-- Exercise description --
Pictures do not belong in the copy, so please give every entry below again exactly.

-- Material provided --
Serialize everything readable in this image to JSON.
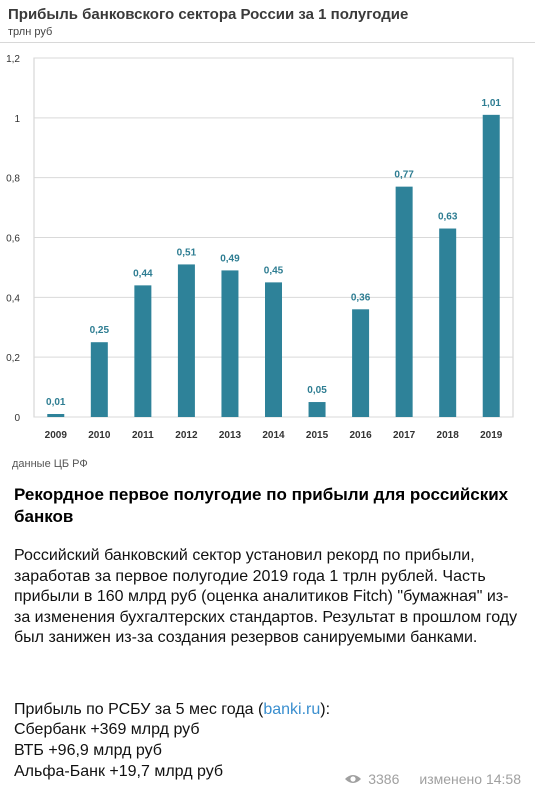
{
  "chart_data": {
    "type": "bar",
    "title": "Прибыль банковского сектора России  за 1 полугодие",
    "subtitle": "трлн руб",
    "categories": [
      "2009",
      "2010",
      "2011",
      "2012",
      "2013",
      "2014",
      "2015",
      "2016",
      "2017",
      "2018",
      "2019"
    ],
    "values": [
      0.01,
      0.25,
      0.44,
      0.51,
      0.49,
      0.45,
      0.05,
      0.36,
      0.77,
      0.63,
      1.01
    ],
    "value_labels": [
      "0,01",
      "0,25",
      "0,44",
      "0,51",
      "0,49",
      "0,45",
      "0,05",
      "0,36",
      "0,77",
      "0,63",
      "1,01"
    ],
    "ylim": [
      0,
      1.2
    ],
    "yticks": [
      0,
      0.2,
      0.4,
      0.6,
      0.8,
      1,
      1.2
    ],
    "ytick_labels": [
      "0",
      "0,2",
      "0,4",
      "0,6",
      "0,8",
      "1",
      "1,2"
    ],
    "grid": true,
    "bar_color": "#2e8299",
    "source": "данные ЦБ РФ"
  },
  "post": {
    "title": "Рекордное первое полугодие по прибыли для российских банков",
    "body": "Российский банковский сектор установил рекорд по прибыли, заработав за первое полугодие 2019 года 1 трлн рублей. Часть прибыли в 160 млрд руб (оценка аналитиков Fitch) \"бумажная\" из-за изменения бухгалтерских стандартов. Результат в прошлом году был занижен из-за создания резервов санируемыми банками.",
    "stats_intro_prefix": "Прибыль по РСБУ за 5 мес года (",
    "stats_link": "banki.ru",
    "stats_intro_suffix": "):",
    "stats": [
      "Сбербанк +369 млрд руб",
      "ВТБ +96,9 млрд руб",
      "Альфа-Банк +19,7 млрд руб"
    ],
    "views": "3386",
    "edited": "изменено 14:58",
    "link_color": "#3a8fcf"
  }
}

-- Finished task --
Serialize everything readable in this image to JSON.
{
  "chart_data": {
    "type": "bar",
    "title": "Прибыль банковского сектора России  за 1 полугодие",
    "subtitle": "трлн руб",
    "categories": [
      "2009",
      "2010",
      "2011",
      "2012",
      "2013",
      "2014",
      "2015",
      "2016",
      "2017",
      "2018",
      "2019"
    ],
    "values": [
      0.01,
      0.25,
      0.44,
      0.51,
      0.49,
      0.45,
      0.05,
      0.36,
      0.77,
      0.63,
      1.01
    ],
    "value_labels": [
      "0,01",
      "0,25",
      "0,44",
      "0,51",
      "0,49",
      "0,45",
      "0,05",
      "0,36",
      "0,77",
      "0,63",
      "1,01"
    ],
    "ylim": [
      0,
      1.2
    ],
    "yticks": [
      0,
      0.2,
      0.4,
      0.6,
      0.8,
      1,
      1.2
    ],
    "ytick_labels": [
      "0",
      "0,2",
      "0,4",
      "0,6",
      "0,8",
      "1",
      "1,2"
    ],
    "grid": true,
    "bar_color": "#2e8299",
    "source": "данные ЦБ РФ"
  },
  "post": {
    "title": "Рекордное первое полугодие по прибыли для российских банков",
    "body": "Российский банковский сектор установил рекорд по прибыли, заработав за первое полугодие 2019 года 1 трлн рублей. Часть прибыли в 160 млрд руб (оценка аналитиков Fitch) \"бумажная\" из-за изменения бухгалтерских стандартов. Результат в прошлом году был занижен из-за создания резервов санируемыми банками.",
    "stats_intro_prefix": "Прибыль по РСБУ за 5 мес года (",
    "stats_link": "banki.ru",
    "stats_intro_suffix": "):",
    "stats": [
      "Сбербанк +369 млрд руб",
      "ВТБ +96,9 млрд руб",
      "Альфа-Банк +19,7 млрд руб"
    ],
    "views": "3386",
    "edited": "изменено 14:58",
    "link_color": "#3a8fcf"
  }
}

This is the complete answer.